GOALS:
**a)** Translate this sentence from the Tashkent Agreement article into Spanish: "The agreement wasn’t a betrayal of a great victory."
**b)** Reproduce a passage from the Tashkent Agreement article verbatim, beginning at the words "The short answer" and stopping after "very different story.".

TEXT SEGMENT:
"""
Did Pakistan Misread the Tashkent Agreement as a Victory?

When the news of the Tashkent Declaration reached Pakistan on January 10, 1966, it didn’t just arrive actually it exploded across the country like a political shockwave. Streets filled with anger. Students marched in protest. People shouted that General Ayub Khan had “given away” Pakistan’s supposed military victory – traded, they believed, under Soviet pressure and Indian deceit.
On the surface, the outrage felt simple and justified. But beneath that rage lay a far more complex truth one that reveals a deep mismatch between what ordinary Pakistanis thought had happened in the 1965 war… and what had actually unfolded on the battlefield.
The short answer is ‘YES’. Pakistan’s perception of the Tashkent Agreement as a humiliating setback was largely the result of a misunderstanding carefully shaped by its own state propaganda. The longer and more revealing truth is this:
The agreement wasn’t a betrayal of a great victory.
It was a face-saving exit from a military campaign that had gone wrong from the very beginning, a war effort that failed both in planning and execution, even as the public was told a very different story.
The Operation That Started It All

Pakistan’s 1965 conflict with India didn’t open with tanks rolling across borders or a formal declaration of war. It began quietly in the mountains and valleys of Kashmir with something far more covert. This was Operation Gibraltar – a secret plan built on the belief that Kashmir was already a ticking volcano of resentment. The idea seemed bold… even brilliant… on paper.
"""
PROVIDED INFORMATION:
"""
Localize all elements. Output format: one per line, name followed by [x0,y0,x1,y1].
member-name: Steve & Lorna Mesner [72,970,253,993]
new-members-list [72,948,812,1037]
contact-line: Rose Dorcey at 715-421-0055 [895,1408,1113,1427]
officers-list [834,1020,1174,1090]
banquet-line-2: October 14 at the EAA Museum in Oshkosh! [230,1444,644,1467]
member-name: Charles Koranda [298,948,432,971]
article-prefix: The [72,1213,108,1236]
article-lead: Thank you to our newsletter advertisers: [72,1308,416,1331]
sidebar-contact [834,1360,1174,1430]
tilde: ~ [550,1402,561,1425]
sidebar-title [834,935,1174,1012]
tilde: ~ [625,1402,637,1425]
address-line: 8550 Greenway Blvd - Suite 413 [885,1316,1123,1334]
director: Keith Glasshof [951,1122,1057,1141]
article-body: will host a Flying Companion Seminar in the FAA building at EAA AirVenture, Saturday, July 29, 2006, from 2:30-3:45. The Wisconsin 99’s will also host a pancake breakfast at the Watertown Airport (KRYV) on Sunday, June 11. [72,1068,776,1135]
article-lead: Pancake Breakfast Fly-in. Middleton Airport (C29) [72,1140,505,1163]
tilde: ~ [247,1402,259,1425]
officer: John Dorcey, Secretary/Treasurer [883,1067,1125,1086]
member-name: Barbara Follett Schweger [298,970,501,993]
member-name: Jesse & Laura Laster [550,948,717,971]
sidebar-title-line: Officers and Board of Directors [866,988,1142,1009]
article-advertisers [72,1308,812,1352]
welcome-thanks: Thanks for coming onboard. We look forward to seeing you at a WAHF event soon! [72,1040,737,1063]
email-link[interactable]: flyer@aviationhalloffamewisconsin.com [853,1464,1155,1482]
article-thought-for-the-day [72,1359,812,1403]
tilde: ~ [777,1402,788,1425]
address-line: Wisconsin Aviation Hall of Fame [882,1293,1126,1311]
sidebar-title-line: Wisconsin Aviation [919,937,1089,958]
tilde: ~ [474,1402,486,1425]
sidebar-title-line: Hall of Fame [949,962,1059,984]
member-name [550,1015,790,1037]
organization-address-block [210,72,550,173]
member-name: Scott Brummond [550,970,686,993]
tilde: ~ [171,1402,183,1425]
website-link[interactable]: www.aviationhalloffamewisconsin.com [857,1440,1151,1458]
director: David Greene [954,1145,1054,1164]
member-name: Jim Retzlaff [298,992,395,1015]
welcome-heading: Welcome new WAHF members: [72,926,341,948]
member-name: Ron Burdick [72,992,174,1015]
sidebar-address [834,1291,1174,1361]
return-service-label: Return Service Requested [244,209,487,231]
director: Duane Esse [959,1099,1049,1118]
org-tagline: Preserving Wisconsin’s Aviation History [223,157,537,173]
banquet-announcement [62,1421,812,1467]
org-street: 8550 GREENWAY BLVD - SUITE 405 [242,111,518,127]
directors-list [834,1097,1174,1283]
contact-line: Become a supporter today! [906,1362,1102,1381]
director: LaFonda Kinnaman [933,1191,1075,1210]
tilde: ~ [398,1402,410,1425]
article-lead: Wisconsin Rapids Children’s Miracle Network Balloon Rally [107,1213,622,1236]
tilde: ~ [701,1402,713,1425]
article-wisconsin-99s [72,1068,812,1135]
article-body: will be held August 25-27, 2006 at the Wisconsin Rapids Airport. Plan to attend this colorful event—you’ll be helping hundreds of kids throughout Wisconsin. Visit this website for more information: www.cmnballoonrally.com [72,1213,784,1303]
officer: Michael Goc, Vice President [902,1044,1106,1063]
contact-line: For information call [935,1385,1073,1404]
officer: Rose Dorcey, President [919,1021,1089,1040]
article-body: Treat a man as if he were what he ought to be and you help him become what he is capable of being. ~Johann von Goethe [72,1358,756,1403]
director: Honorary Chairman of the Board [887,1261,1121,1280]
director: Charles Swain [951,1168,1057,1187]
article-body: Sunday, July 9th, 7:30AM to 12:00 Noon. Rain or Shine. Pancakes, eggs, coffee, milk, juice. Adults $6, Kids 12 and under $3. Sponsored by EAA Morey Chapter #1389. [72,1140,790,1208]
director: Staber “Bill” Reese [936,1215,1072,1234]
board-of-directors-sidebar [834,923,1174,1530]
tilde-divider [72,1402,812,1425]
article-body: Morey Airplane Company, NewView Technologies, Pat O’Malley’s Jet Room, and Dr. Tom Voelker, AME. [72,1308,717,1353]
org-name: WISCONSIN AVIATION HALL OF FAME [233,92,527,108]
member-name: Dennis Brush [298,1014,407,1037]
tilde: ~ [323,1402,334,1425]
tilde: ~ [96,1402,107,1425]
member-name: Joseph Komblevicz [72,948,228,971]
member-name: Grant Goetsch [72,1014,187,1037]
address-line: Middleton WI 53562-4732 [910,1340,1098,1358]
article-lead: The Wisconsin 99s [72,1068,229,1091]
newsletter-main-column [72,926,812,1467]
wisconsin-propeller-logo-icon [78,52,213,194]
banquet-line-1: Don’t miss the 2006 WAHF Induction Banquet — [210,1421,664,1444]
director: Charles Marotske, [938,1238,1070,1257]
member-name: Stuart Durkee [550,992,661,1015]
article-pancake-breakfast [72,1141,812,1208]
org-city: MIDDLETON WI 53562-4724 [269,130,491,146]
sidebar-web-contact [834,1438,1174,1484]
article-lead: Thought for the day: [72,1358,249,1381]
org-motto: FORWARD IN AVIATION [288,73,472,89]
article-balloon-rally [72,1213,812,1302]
"""
WORKED SOLUTIONS:
**a)** El acuerdo no fue una traición a una gran victoria.

**b)**
The short answer is ‘YES’. Pakistan’s perception of the Tashkent Agreement as a humiliating setback was largely the result of a misunderstanding carefully shaped by its own state propaganda. The longer and more revealing truth is this:
The agreement wasn’t a betrayal of a great victory.
It was a face-saving exit from a military campaign that had gone wrong from the very beginning, a war effort that failed both in planning and execution, even as the public was told a very different story.